Given instruction: From the entries that follow, extract each line holding the string "Water".

::: Material provided

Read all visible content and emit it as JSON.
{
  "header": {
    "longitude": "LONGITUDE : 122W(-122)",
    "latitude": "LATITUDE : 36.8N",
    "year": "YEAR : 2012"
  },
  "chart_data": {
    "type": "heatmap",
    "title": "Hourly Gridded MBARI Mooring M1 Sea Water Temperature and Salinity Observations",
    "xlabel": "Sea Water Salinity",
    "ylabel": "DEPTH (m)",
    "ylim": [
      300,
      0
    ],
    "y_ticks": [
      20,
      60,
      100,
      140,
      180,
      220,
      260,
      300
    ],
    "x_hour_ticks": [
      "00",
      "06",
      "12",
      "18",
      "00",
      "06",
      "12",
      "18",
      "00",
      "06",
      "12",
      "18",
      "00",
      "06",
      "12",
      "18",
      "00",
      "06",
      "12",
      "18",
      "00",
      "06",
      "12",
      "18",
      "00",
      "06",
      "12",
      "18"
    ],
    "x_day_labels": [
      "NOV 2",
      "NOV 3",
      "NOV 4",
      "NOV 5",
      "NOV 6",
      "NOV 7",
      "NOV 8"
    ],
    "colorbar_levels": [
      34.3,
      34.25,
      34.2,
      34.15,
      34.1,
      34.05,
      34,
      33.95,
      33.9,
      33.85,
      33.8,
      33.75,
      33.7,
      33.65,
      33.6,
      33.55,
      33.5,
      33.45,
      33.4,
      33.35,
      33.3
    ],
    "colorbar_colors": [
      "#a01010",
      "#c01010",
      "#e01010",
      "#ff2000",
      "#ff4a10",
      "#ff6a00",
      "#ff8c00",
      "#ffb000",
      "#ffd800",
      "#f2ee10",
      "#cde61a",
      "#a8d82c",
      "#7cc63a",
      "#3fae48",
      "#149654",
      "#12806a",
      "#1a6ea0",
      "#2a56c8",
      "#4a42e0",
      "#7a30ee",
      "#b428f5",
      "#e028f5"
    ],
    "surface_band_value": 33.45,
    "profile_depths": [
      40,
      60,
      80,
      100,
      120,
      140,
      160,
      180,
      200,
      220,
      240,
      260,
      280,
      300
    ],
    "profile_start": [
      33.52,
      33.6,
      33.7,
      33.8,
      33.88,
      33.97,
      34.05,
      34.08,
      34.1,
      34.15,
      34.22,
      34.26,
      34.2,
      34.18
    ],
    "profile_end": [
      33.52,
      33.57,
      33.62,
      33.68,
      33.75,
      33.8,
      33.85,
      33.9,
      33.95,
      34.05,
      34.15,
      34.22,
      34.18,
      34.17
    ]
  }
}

::::::

Exercise solution:
    "title": "Hourly Gridded MBARI Mooring M1 Sea Water Temperature and Salinity Observations",
    "xlabel": "Sea Water Salinity",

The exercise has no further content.